**TASK DESCRIPTION**: Find the lines holding the string "completed" in the data, then copy all of them.

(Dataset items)
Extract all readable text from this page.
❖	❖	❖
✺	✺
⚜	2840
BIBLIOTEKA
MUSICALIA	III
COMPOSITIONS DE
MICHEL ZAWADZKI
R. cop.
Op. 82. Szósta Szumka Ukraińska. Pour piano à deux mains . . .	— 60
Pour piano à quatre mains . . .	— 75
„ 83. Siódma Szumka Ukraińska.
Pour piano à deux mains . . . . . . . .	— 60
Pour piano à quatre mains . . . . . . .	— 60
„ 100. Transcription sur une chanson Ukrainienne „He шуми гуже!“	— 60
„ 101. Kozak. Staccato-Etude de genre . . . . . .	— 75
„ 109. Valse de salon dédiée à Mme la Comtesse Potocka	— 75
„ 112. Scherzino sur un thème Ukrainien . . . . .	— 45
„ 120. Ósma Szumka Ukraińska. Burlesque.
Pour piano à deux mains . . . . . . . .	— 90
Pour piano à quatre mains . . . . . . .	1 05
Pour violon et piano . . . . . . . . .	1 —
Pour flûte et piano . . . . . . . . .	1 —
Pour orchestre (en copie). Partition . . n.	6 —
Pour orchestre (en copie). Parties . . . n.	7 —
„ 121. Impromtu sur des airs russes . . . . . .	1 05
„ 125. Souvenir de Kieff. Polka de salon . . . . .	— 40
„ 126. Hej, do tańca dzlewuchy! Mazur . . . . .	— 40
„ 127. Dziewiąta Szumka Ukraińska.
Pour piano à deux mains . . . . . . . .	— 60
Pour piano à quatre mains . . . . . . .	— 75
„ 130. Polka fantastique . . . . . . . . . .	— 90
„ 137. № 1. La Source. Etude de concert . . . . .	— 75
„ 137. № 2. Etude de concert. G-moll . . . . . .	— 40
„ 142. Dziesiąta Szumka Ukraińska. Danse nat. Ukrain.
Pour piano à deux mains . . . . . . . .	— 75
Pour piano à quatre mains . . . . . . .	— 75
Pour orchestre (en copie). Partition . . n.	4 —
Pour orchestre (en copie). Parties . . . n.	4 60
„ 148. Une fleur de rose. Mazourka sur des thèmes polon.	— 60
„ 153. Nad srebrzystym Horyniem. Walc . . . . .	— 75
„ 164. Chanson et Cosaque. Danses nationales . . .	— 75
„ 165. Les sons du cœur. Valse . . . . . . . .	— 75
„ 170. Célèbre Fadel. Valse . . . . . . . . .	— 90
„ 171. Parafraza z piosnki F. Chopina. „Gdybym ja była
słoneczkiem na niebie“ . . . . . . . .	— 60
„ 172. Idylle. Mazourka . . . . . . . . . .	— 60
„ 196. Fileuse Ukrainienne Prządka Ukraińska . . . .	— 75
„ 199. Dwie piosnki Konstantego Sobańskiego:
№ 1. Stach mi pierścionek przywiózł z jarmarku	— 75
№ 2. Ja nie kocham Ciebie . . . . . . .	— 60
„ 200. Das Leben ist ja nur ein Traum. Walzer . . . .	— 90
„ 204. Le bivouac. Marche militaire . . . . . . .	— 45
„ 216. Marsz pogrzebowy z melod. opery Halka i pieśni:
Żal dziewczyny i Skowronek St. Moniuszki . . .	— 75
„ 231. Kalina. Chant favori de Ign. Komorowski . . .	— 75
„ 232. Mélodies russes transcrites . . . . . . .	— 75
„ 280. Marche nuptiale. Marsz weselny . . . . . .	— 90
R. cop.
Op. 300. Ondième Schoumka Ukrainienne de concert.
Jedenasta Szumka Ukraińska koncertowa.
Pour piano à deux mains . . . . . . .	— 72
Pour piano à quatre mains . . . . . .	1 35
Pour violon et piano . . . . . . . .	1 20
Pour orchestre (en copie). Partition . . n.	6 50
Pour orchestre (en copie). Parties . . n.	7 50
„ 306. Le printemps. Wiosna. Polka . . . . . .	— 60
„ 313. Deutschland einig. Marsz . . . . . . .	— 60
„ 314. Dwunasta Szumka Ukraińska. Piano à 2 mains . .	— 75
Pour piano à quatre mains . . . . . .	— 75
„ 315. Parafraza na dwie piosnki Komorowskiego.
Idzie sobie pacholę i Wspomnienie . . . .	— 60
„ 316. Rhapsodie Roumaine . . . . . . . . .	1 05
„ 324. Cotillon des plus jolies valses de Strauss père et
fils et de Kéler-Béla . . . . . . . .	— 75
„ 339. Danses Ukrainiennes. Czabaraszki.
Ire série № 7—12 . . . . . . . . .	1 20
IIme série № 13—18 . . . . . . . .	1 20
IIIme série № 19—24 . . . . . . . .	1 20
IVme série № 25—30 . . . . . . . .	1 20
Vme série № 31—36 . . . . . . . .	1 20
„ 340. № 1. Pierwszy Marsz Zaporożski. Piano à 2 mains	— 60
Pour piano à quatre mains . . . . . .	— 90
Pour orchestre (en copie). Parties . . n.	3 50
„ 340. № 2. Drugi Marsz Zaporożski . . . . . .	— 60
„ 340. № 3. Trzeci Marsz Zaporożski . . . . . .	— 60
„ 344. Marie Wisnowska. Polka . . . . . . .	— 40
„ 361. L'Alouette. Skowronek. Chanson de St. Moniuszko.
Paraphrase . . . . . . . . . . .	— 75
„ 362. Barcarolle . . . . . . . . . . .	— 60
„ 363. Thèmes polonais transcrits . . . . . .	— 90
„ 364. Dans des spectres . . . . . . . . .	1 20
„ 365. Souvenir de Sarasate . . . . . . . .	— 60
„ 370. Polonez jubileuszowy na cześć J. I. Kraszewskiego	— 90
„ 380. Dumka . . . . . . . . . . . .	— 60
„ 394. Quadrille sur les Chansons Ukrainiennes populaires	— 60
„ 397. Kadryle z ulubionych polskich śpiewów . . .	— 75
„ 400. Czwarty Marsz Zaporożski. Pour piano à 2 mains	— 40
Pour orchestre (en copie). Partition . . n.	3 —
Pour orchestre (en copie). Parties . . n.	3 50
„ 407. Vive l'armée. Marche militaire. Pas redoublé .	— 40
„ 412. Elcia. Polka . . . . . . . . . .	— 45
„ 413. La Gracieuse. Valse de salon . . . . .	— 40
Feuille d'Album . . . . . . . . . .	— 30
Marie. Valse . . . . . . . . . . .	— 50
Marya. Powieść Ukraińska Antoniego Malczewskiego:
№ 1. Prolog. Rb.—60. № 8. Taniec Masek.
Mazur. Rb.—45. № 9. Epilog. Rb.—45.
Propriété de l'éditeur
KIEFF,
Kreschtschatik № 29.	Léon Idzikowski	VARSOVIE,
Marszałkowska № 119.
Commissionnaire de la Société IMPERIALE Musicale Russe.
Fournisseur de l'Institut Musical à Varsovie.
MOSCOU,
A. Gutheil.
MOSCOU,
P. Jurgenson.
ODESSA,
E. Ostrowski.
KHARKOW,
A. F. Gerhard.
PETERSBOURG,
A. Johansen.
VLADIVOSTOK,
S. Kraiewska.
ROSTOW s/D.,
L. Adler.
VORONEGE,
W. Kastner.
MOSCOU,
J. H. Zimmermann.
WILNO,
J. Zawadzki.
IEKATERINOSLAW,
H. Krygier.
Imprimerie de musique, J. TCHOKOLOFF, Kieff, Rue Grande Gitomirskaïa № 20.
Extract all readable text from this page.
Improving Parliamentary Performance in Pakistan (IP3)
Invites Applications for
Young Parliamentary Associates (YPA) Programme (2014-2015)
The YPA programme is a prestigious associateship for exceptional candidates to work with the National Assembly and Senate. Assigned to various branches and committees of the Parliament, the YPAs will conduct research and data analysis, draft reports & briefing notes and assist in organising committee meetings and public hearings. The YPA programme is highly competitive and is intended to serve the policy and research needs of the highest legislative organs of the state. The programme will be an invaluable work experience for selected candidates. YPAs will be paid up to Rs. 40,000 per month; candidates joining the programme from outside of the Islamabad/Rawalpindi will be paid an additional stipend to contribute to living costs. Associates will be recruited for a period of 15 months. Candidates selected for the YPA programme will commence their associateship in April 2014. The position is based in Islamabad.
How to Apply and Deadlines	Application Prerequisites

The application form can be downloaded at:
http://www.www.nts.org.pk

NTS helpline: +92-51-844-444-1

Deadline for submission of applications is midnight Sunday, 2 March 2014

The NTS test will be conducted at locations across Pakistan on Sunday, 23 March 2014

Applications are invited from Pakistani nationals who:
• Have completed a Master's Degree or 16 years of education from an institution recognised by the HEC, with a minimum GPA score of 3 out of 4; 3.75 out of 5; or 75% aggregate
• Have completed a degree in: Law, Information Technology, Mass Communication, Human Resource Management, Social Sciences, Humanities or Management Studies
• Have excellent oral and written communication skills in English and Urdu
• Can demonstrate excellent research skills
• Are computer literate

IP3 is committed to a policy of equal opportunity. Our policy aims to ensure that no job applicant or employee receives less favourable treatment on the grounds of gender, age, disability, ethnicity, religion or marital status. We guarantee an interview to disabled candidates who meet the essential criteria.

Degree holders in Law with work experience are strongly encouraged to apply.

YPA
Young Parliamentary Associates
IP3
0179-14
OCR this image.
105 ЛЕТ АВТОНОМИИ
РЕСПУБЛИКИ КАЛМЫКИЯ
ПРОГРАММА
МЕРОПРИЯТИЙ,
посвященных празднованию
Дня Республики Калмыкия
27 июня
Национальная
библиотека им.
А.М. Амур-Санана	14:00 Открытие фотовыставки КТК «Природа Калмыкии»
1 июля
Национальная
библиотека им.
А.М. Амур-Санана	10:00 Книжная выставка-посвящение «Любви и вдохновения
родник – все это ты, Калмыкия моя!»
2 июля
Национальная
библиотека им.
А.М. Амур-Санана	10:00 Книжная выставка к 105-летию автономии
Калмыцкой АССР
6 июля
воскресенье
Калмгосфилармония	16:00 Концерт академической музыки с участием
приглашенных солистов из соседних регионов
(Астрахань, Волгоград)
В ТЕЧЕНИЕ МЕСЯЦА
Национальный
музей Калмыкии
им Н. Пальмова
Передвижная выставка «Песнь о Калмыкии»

**WRITTEN REPLY**:
• Have completed a Master's Degree or 16 years of education from an institution recognised by the HEC, with a minimum GPA score of 3 out of 4; 3.75 out of 5; or 75% aggregate
• Have completed a degree in: Law, Information Technology, Mass Communication, Human Resource Management, Social Sciences, Humanities or Management Studies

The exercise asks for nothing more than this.